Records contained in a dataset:
-.-.-
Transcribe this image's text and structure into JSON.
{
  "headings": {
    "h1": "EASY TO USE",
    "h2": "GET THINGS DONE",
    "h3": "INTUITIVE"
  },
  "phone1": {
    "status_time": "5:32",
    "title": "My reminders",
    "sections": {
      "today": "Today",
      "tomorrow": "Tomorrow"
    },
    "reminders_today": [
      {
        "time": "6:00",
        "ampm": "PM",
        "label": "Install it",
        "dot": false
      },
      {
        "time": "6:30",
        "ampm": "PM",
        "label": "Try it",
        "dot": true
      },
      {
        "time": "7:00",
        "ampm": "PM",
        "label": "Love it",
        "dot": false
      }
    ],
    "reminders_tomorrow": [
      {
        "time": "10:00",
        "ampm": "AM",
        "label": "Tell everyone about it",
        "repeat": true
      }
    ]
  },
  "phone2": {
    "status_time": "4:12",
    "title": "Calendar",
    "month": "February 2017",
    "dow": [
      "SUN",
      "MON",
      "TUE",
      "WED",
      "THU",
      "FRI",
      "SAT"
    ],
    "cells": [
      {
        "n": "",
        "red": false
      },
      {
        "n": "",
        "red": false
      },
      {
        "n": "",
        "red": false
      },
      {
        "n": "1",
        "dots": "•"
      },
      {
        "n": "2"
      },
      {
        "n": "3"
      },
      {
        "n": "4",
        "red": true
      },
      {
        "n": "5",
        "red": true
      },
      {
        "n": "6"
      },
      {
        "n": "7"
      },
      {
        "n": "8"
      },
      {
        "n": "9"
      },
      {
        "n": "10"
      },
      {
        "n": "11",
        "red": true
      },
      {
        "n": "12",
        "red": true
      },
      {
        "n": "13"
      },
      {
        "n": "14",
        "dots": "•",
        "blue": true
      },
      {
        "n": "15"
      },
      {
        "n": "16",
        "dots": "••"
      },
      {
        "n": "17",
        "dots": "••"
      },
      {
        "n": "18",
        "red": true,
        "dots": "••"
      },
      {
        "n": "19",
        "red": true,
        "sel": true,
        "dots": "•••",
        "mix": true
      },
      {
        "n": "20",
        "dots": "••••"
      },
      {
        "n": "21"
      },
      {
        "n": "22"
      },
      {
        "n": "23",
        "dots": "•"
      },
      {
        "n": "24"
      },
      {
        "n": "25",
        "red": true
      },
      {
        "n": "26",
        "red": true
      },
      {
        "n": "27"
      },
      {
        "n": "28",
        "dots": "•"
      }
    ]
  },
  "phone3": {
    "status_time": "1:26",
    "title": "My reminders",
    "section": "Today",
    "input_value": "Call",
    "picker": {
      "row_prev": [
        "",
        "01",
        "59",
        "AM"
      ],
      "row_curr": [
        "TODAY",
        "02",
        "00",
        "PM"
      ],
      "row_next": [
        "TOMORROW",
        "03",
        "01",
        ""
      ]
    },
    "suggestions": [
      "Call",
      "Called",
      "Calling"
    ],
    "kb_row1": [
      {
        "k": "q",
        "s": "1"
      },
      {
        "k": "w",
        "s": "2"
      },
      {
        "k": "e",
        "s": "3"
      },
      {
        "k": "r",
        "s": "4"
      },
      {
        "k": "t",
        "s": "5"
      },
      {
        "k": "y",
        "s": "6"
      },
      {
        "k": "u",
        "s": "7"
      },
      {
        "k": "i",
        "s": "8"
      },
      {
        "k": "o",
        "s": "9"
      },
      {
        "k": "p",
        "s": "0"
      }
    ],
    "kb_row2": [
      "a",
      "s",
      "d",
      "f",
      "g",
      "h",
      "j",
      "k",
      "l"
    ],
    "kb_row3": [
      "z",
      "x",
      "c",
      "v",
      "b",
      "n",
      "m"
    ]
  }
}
-.-.-
WHAT TO WORK ON: Copy every record above exactly as it appears.

EXERCISE RESULT:
Transcribe this image's text and structure into JSON.
{
  "headings": {
    "h1": "EASY TO USE",
    "h2": "GET THINGS DONE",
    "h3": "INTUITIVE"
  },
  "phone1": {
    "status_time": "5:32",
    "title": "My reminders",
    "sections": {
      "today": "Today",
      "tomorrow": "Tomorrow"
    },
    "reminders_today": [
      {
        "time": "6:00",
        "ampm": "PM",
        "label": "Install it",
        "dot": false
      },
      {
        "time": "6:30",
        "ampm": "PM",
        "label": "Try it",
        "dot": true
      },
      {
        "time": "7:00",
        "ampm": "PM",
        "label": "Love it",
        "dot": false
      }
    ],
    "reminders_tomorrow": [
      {
        "time": "10:00",
        "ampm": "AM",
        "label": "Tell everyone about it",
        "repeat": true
      }
    ]
  },
  "phone2": {
    "status_time": "4:12",
    "title": "Calendar",
    "month": "February 2017",
    "dow": [
      "SUN",
      "MON",
      "TUE",
      "WED",
      "THU",
      "FRI",
      "SAT"
    ],
    "cells": [
      {
        "n": "",
        "red": false
      },
      {
        "n": "",
        "red": false
      },
      {
        "n": "",
        "red": false
      },
      {
        "n": "1",
        "dots": "•"
      },
      {
        "n": "2"
      },
      {
        "n": "3"
      },
      {
        "n": "4",
        "red": true
      },
      {
        "n": "5",
        "red": true
      },
      {
        "n": "6"
      },
      {
        "n": "7"
      },
      {
        "n": "8"
      },
      {
        "n": "9"
      },
      {
        "n": "10"
      },
      {
        "n": "11",
        "red": true
      },
      {
        "n": "12",
        "red": true
      },
      {
        "n": "13"
      },
      {
        "n": "14",
        "dots": "•",
        "blue": true
      },
      {
        "n": "15"
      },
      {
        "n": "16",
        "dots": "••"
      },
      {
        "n": "17",
        "dots": "••"
      },
      {
        "n": "18",
        "red": true,
        "dots": "••"
      },
      {
        "n": "19",
        "red": true,
        "sel": true,
        "dots": "•••",
        "mix": true
      },
      {
        "n": "20",
        "dots": "••••"
      },
      {
        "n": "21"
      },
      {
        "n": "22"
      },
      {
        "n": "23",
        "dots": "•"
      },
      {
        "n": "24"
      },
      {
        "n": "25",
        "red": true
      },
      {
        "n": "26",
        "red": true
      },
      {
        "n": "27"
      },
      {
        "n": "28",
        "dots": "•"
      }
    ]
  },
  "phone3": {
    "status_time": "1:26",
    "title": "My reminders",
    "section": "Today",
    "input_value": "Call",
    "picker": {
      "row_prev": [
        "",
        "01",
        "59",
        "AM"
      ],
      "row_curr": [
        "TODAY",
        "02",
        "00",
        "PM"
      ],
      "row_next": [
        "TOMORROW",
        "03",
        "01",
        ""
      ]
    },
    "suggestions": [
      "Call",
      "Called",
      "Calling"
    ],
    "kb_row1": [
      {
        "k": "q",
        "s": "1"
      },
      {
        "k": "w",
        "s": "2"
      },
      {
        "k": "e",
        "s": "3"
      },
      {
        "k": "r",
        "s": "4"
      },
      {
        "k": "t",
        "s": "5"
      },
      {
        "k": "y",
        "s": "6"
      },
      {
        "k": "u",
        "s": "7"
      },
      {
        "k": "i",
        "s": "8"
      },
      {
        "k": "o",
        "s": "9"
      },
      {
        "k": "p",
        "s": "0"
      }
    ],
    "kb_row2": [
      "a",
      "s",
      "d",
      "f",
      "g",
      "h",
      "j",
      "k",
      "l"
    ],
    "kb_row3": [
      "z",
      "x",
      "c",
      "v",
      "b",
      "n",
      "m"
    ]
  }
}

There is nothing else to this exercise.